Solaris Role Based Access Control (RBAC)

Setting Up a Password Administration Role

Adapted from an example from the document Role Based Access Control and Secure Shell—A Closer Look At Two Solaris™ Operating Environment Security Features, written by Thomas M Chalfant, Product Technical Support, Americas, Enterprise Server Group, ©Sun Microsystems, Inc.  Part of Sun BluePrints™ OnLine—June 2003, www.sun.com/blueprints

This example shows the setup for allowing a user called auser to assume a role called pwadm with an execution profile called PW, which allows auser to run the /usr/bin/passwd command.  This command ordinarily requires a real UID of 0 to lock accounts or to reset passwords of other users.

Items from a data source

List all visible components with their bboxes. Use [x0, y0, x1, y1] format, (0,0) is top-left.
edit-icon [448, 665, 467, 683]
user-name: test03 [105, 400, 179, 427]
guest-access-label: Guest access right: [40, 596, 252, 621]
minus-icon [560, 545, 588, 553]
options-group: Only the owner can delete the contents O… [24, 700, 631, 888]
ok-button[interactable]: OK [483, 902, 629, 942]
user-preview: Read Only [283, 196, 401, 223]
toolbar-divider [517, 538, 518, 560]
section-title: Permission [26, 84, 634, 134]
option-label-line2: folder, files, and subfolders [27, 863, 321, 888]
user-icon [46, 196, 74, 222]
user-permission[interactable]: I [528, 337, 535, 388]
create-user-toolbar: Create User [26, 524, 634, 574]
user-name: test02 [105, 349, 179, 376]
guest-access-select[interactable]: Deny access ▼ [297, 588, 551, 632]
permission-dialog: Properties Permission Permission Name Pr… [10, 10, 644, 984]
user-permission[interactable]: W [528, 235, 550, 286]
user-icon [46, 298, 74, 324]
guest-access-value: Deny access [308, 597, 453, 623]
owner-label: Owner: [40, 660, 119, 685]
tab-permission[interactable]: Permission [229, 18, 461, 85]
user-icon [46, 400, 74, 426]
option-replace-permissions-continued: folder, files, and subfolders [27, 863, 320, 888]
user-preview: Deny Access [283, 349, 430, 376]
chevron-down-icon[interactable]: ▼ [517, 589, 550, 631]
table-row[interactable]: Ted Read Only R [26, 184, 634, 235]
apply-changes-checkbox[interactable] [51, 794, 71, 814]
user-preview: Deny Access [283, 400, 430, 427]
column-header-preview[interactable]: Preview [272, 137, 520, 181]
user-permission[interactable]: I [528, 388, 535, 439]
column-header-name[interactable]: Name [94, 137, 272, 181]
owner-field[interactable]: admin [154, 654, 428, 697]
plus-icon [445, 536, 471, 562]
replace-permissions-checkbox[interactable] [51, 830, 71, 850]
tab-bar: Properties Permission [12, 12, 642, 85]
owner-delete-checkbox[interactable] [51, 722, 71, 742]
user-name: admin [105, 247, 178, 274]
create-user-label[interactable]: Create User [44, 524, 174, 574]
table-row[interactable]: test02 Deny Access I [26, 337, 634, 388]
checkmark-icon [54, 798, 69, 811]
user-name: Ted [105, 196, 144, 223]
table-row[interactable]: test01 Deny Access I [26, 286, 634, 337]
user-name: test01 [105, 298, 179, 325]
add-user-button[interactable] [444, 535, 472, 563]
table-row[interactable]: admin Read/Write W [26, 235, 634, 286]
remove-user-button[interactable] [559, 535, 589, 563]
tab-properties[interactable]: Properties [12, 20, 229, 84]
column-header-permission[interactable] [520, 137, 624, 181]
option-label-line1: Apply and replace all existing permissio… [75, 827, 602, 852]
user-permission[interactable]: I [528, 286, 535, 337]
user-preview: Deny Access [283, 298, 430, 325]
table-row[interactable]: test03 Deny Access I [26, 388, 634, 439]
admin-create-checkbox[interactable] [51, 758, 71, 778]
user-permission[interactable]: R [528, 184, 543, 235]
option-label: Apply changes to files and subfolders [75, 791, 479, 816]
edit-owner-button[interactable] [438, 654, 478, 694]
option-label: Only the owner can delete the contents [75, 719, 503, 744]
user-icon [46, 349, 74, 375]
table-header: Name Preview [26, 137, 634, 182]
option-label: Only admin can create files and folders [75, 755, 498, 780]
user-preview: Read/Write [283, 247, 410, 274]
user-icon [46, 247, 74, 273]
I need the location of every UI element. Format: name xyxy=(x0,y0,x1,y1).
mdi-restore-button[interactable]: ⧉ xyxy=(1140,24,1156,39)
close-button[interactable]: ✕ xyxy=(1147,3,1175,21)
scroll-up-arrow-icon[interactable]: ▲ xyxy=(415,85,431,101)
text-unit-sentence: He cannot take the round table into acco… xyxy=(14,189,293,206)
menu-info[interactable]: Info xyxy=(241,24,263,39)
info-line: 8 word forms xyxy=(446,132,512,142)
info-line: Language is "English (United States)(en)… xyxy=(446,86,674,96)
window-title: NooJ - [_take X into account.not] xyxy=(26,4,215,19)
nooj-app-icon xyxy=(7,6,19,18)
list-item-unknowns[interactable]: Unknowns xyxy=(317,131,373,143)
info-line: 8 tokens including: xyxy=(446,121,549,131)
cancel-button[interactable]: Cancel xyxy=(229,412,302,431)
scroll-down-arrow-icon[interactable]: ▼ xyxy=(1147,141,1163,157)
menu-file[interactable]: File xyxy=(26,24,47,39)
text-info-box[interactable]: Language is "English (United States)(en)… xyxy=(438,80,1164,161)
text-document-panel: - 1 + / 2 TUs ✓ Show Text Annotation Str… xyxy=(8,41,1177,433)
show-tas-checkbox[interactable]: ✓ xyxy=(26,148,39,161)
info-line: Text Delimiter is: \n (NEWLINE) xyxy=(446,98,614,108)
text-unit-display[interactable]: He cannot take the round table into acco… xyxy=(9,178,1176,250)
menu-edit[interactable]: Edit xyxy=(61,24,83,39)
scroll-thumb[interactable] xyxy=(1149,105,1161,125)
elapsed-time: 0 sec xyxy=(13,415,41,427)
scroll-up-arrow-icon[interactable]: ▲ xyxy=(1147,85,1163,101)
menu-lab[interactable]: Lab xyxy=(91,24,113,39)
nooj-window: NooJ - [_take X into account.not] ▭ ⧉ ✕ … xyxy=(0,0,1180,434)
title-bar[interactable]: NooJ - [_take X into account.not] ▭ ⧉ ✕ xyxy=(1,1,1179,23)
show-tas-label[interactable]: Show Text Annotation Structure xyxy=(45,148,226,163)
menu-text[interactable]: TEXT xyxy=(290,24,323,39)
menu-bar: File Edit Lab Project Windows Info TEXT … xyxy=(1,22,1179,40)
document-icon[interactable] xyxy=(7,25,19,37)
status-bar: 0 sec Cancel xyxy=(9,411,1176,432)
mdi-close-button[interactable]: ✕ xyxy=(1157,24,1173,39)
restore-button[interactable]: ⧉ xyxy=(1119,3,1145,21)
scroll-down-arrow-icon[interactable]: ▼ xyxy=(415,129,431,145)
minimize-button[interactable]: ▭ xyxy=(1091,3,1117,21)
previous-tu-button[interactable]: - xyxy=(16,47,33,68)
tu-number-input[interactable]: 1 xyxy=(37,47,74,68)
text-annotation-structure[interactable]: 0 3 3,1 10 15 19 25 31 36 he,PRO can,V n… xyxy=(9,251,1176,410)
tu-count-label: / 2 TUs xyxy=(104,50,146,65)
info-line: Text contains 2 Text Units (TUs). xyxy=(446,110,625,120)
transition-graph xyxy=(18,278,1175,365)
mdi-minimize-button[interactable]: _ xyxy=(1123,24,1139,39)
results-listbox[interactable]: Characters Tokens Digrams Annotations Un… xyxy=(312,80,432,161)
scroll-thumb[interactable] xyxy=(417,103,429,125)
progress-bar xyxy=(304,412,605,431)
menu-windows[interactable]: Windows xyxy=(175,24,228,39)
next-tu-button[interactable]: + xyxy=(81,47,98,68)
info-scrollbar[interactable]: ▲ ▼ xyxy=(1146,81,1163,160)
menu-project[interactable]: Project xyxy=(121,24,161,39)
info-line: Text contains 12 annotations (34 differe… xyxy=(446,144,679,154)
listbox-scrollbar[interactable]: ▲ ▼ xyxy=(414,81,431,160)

▶ [TASK LIST]:
1. Copy the Solaris RBAC page from "Solaris Role Based" through "of other users.", swapping "pwadm" for "passadm" everywhere it appears in that stretch.
2. Turn the paragraph of the Solaris RBAC page that begins "This example shows the setup" into a short bulleted list that keeps its main facts.
3. Answer these from the Solaris RBAC page:
(a) Who wrote the document this example was adapted from?
(b) In what month and year was that document part of Sun BluePrints OnLine?
(c) Which command does the PW profile let auser run?

▶ [RESPONSE LIST]:
1.
Solaris Role Based Access Control (RBAC)

Setting Up a Password Administration Role

Adapted from an example from the document Role Based Access Control and Secure Shell—A Closer Look At Two Solaris™ Operating Environment Security Features, written by Thomas M Chalfant, Product Technical Support, Americas, Enterprise Server Group, ©Sun Microsystems, Inc.  Part of Sun BluePrints™ OnLine—June 2003, www.sun.com/blueprints

This example shows the setup for allowing a user called auser to assume a role called passadm with an execution profile called PW, which allows auser to run the /usr/bin/passwd command.  This command ordinarily requires a real UID of 0 to lock accounts or to reset passwords of other users.

2.
- User: auser
- Role the user takes on: pwadm
- Execution profile: PW
- Command the profile allows: /usr/bin/passwd
- This command normally needs a real UID of 0 to lock accounts or reset other users' passwords.

3.
(a) Thomas M Chalfant
(b) June 2003
(c) /usr/bin/passwd